### What needs to be done
Reproduce each line exactly. Skip none.

* START Supplied material *

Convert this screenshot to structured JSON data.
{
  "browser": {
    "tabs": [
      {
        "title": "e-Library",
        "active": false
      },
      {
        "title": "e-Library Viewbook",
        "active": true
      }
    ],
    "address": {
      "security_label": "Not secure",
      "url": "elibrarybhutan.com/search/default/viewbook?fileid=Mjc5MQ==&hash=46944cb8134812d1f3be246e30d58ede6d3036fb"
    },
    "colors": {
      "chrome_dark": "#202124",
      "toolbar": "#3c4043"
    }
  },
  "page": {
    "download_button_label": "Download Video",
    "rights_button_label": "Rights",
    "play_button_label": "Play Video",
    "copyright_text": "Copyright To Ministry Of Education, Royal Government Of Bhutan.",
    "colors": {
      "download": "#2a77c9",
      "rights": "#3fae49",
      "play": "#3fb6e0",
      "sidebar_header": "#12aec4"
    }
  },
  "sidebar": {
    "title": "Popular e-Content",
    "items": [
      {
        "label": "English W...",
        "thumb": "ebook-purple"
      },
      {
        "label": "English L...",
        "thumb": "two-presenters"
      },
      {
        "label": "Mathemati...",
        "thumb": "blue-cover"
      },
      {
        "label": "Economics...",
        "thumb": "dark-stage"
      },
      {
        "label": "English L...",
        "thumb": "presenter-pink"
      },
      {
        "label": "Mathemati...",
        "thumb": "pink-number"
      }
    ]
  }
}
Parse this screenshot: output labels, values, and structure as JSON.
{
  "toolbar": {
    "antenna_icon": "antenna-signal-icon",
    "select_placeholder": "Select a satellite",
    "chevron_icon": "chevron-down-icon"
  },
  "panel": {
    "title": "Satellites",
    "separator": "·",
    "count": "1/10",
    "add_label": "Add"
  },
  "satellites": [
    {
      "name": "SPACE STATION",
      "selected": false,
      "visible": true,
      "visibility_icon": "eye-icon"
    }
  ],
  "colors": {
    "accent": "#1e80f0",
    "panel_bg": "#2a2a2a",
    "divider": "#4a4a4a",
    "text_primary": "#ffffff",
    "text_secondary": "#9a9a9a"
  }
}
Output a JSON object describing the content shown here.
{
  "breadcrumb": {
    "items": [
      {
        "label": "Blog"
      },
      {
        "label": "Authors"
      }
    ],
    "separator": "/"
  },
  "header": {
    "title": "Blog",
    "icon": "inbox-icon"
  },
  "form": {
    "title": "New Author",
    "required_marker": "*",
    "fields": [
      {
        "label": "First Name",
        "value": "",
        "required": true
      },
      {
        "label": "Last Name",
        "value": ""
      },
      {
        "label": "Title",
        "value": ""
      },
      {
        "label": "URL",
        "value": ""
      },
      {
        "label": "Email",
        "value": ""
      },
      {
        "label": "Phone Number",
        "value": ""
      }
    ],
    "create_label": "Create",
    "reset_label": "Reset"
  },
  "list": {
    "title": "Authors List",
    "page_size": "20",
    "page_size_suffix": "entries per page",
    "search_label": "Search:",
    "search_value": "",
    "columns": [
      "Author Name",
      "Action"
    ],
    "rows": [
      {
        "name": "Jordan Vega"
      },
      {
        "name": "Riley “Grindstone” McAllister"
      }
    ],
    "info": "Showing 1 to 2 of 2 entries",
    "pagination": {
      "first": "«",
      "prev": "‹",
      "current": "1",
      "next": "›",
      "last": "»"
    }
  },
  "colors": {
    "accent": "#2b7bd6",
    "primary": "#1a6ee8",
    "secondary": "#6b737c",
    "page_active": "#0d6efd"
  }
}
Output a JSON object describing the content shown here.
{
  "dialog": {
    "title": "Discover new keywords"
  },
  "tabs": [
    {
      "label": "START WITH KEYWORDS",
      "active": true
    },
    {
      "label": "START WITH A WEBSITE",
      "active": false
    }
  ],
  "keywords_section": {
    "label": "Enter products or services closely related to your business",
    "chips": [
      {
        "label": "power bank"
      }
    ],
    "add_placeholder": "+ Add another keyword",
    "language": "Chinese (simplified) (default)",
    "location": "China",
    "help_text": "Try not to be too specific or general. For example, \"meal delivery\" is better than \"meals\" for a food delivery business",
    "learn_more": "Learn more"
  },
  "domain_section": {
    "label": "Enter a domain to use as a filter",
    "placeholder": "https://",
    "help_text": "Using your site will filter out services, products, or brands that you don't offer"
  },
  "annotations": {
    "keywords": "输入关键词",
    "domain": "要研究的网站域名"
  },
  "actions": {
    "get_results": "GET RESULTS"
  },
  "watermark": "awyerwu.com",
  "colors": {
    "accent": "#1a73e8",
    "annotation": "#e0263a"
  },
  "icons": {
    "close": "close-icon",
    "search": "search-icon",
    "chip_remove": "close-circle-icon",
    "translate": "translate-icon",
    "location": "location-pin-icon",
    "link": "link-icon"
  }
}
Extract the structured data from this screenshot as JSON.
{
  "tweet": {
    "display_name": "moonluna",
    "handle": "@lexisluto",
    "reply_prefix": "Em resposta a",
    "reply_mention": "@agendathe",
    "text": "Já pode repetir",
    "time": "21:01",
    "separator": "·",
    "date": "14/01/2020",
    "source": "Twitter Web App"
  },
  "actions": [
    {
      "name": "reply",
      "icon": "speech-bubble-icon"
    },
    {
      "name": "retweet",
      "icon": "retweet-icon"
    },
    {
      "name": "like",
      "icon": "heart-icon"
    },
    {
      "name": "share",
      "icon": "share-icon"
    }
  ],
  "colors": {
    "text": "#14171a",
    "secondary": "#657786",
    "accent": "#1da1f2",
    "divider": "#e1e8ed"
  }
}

* END Supplied material *

### Worked answer
Convert this screenshot to structured JSON data.
{
  "browser": {
    "tabs": [
      {
        "title": "e-Library",
        "active": false
      },
      {
        "title": "e-Library Viewbook",
        "active": true
      }
    ],
    "address": {
      "security_label": "Not secure",
      "url": "elibrarybhutan.com/search/default/viewbook?fileid=Mjc5MQ==&hash=46944cb8134812d1f3be246e30d58ede6d3036fb"
    },
    "colors": {
      "chrome_dark": "#202124",
      "toolbar": "#3c4043"
    }
  },
  "page": {
    "download_button_label": "Download Video",
    "rights_button_label": "Rights",
    "play_button_label": "Play Video",
    "copyright_text": "Copyright To Ministry Of Education, Royal Government Of Bhutan.",
    "colors": {
      "download": "#2a77c9",
      "rights": "#3fae49",
      "play": "#3fb6e0",
      "sidebar_header": "#12aec4"
    }
  },
  "sidebar": {
    "title": "Popular e-Content",
    "items": [
      {
        "label": "English W...",
        "thumb": "ebook-purple"
      },
      {
        "label": "English L...",
        "thumb": "two-presenters"
      },
      {
        "label": "Mathemati...",
        "thumb": "blue-cover"
      },
      {
        "label": "Economics...",
        "thumb": "dark-stage"
      },
      {
        "label": "English L...",
        "thumb": "presenter-pink"
      },
      {
        "label": "Mathemati...",
        "thumb": "pink-number"
      }
    ]
  }
}
Parse this screenshot: output labels, values, and structure as JSON.
{
  "toolbar": {
    "antenna_icon": "antenna-signal-icon",
    "select_placeholder": "Select a satellite",
    "chevron_icon": "chevron-down-icon"
  },
  "panel": {
    "title": "Satellites",
    "separator": "·",
    "count": "1/10",
    "add_label": "Add"
  },
  "satellites": [
    {
      "name": "SPACE STATION",
      "selected": false,
      "visible": true,
      "visibility_icon": "eye-icon"
    }
  ],
  "colors": {
    "accent": "#1e80f0",
    "panel_bg": "#2a2a2a",
    "divider": "#4a4a4a",
    "text_primary": "#ffffff",
    "text_secondary": "#9a9a9a"
  }
}
Output a JSON object describing the content shown here.
{
  "breadcrumb": {
    "items": [
      {
        "label": "Blog"
      },
      {
        "label": "Authors"
      }
    ],
    "separator": "/"
  },
  "header": {
    "title": "Blog",
    "icon": "inbox-icon"
  },
  "form": {
    "title": "New Author",
    "required_marker": "*",
    "fields": [
      {
        "label": "First Name",
        "value": "",
        "required": true
      },
      {
        "label": "Last Name",
        "value": ""
      },
      {
        "label": "Title",
        "value": ""
      },
      {
        "label": "URL",
        "value": ""
      },
      {
        "label": "Email",
        "value": ""
      },
      {
        "label": "Phone Number",
        "value": ""
      }
    ],
    "create_label": "Create",
    "reset_label": "Reset"
  },
  "list": {
    "title": "Authors List",
    "page_size": "20",
    "page_size_suffix": "entries per page",
    "search_label": "Search:",
    "search_value": "",
    "columns": [
      "Author Name",
      "Action"
    ],
    "rows": [
      {
        "name": "Jordan Vega"
      },
      {
        "name": "Riley “Grindstone” McAllister"
      }
    ],
    "info": "Showing 1 to 2 of 2 entries",
    "pagination": {
      "first": "«",
      "prev": "‹",
      "current": "1",
      "next": "›",
      "last": "»"
    }
  },
  "colors": {
    "accent": "#2b7bd6",
    "primary": "#1a6ee8",
    "secondary": "#6b737c",
    "page_active": "#0d6efd"
  }
}
Output a JSON object describing the content shown here.
{
  "dialog": {
    "title": "Discover new keywords"
  },
  "tabs": [
    {
      "label": "START WITH KEYWORDS",
      "active": true
    },
    {
      "label": "START WITH A WEBSITE",
      "active": false
    }
  ],
  "keywords_section": {
    "label": "Enter products or services closely related to your business",
    "chips": [
      {
        "label": "power bank"
      }
    ],
    "add_placeholder": "+ Add another keyword",
    "language": "Chinese (simplified) (default)",
    "location": "China",
    "help_text": "Try not to be too specific or general. For example, \"meal delivery\" is better than \"meals\" for a food delivery business",
    "learn_more": "Learn more"
  },
  "domain_section": {
    "label": "Enter a domain to use as a filter",
    "placeholder": "https://",
    "help_text": "Using your site will filter out services, products, or brands that you don't offer"
  },
  "annotations": {
    "keywords": "输入关键词",
    "domain": "要研究的网站域名"
  },
  "actions": {
    "get_results": "GET RESULTS"
  },
  "watermark": "awyerwu.com",
  "colors": {
    "accent": "#1a73e8",
    "annotation": "#e0263a"
  },
  "icons": {
    "close": "close-icon",
    "search": "search-icon",
    "chip_remove": "close-circle-icon",
    "translate": "translate-icon",
    "location": "location-pin-icon",
    "link": "link-icon"
  }
}
Extract the structured data from this screenshot as JSON.
{
  "tweet": {
    "display_name": "moonluna",
    "handle": "@lexisluto",
    "reply_prefix": "Em resposta a",
    "reply_mention": "@agendathe",
    "text": "Já pode repetir",
    "time": "21:01",
    "separator": "·",
    "date": "14/01/2020",
    "source": "Twitter Web App"
  },
  "actions": [
    {
      "name": "reply",
      "icon": "speech-bubble-icon"
    },
    {
      "name": "retweet",
      "icon": "retweet-icon"
    },
    {
      "name": "like",
      "icon": "heart-icon"
    },
    {
      "name": "share",
      "icon": "share-icon"
    }
  ],
  "colors": {
    "text": "#14171a",
    "secondary": "#657786",
    "accent": "#1da1f2",
    "divider": "#e1e8ed"
  }
}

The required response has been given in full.